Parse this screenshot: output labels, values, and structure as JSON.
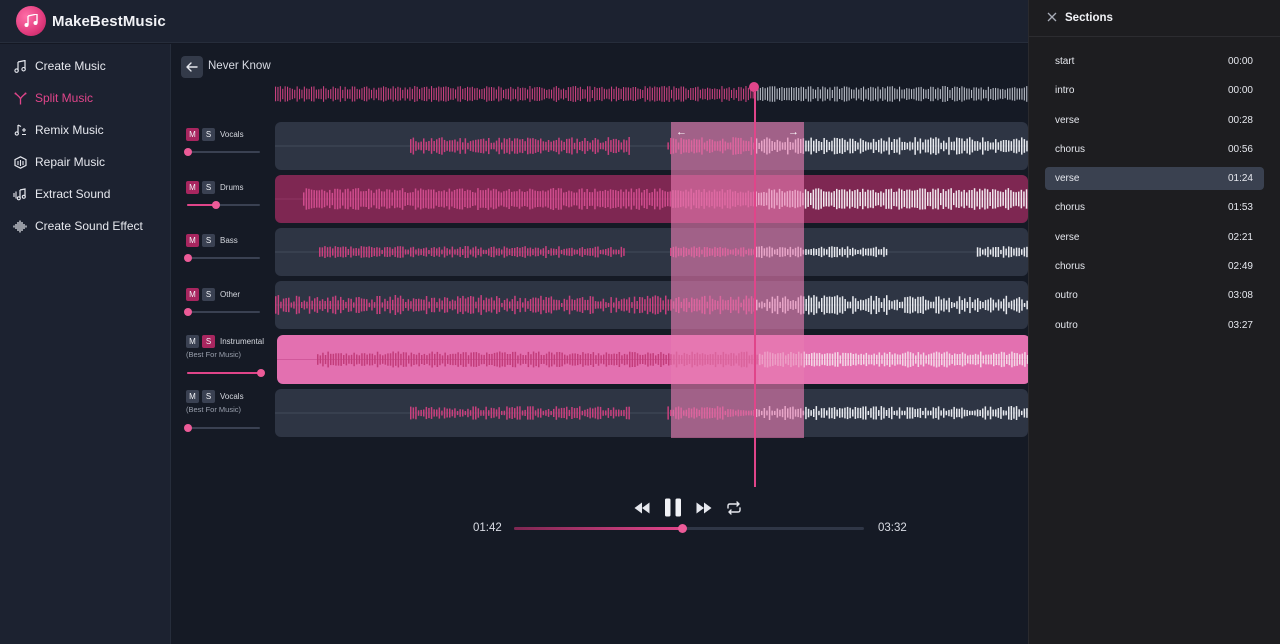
{
  "app": {
    "name": "MakeBestMusic"
  },
  "sidebar": {
    "items": [
      {
        "label": "Create Music",
        "icon": "music-notes-icon",
        "active": false
      },
      {
        "label": "Split Music",
        "icon": "split-icon",
        "active": true
      },
      {
        "label": "Remix Music",
        "icon": "remix-icon",
        "active": false
      },
      {
        "label": "Repair Music",
        "icon": "repair-icon",
        "active": false
      },
      {
        "label": "Extract Sound",
        "icon": "extract-icon",
        "active": false
      },
      {
        "label": "Create Sound Effect",
        "icon": "waveform-icon",
        "active": false
      }
    ]
  },
  "editor": {
    "song_title": "Never Know",
    "tracks": [
      {
        "m": "M",
        "s": "S",
        "name": "Vocals",
        "sub": "",
        "volume": 0.0,
        "solo": false
      },
      {
        "m": "M",
        "s": "S",
        "name": "Drums",
        "sub": "",
        "volume": 0.4,
        "solo": false
      },
      {
        "m": "M",
        "s": "S",
        "name": "Bass",
        "sub": "",
        "volume": 0.0,
        "solo": false
      },
      {
        "m": "M",
        "s": "S",
        "name": "Other",
        "sub": "",
        "volume": 0.0,
        "solo": false
      },
      {
        "m": "M",
        "s": "S",
        "name": "Instrumental",
        "sub": "(Best For Music)",
        "volume": 1.0,
        "solo": true
      },
      {
        "m": "M",
        "s": "S",
        "name": "Vocals",
        "sub": "(Best For Music)",
        "volume": 0.0,
        "solo": false
      }
    ],
    "selection_arrows": {
      "left": "←",
      "right": "→"
    }
  },
  "player": {
    "current_time": "01:42",
    "total_time": "03:32",
    "progress": 0.48,
    "state": "playing"
  },
  "panel": {
    "title": "Sections",
    "sections": [
      {
        "name": "start",
        "time": "00:00",
        "active": false
      },
      {
        "name": "intro",
        "time": "00:00",
        "active": false
      },
      {
        "name": "verse",
        "time": "00:28",
        "active": false
      },
      {
        "name": "chorus",
        "time": "00:56",
        "active": false
      },
      {
        "name": "verse",
        "time": "01:24",
        "active": true
      },
      {
        "name": "chorus",
        "time": "01:53",
        "active": false
      },
      {
        "name": "verse",
        "time": "02:21",
        "active": false
      },
      {
        "name": "chorus",
        "time": "02:49",
        "active": false
      },
      {
        "name": "outro",
        "time": "03:08",
        "active": false
      },
      {
        "name": "outro",
        "time": "03:27",
        "active": false
      }
    ]
  },
  "colors": {
    "accent": "#e0458a",
    "bg": "#141823",
    "panel": "#1d1d20"
  }
}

▬▬▬▬▬▬▬▬▬▬

▶ [Required work]:
Copy each line above that contains the string "icon".

▶ [Final result]:
        "icon": "music-notes-icon",
        "icon": "split-icon",
        "icon": "remix-icon",
        "icon": "repair-icon",
        "icon": "extract-icon",
        "icon": "waveform-icon",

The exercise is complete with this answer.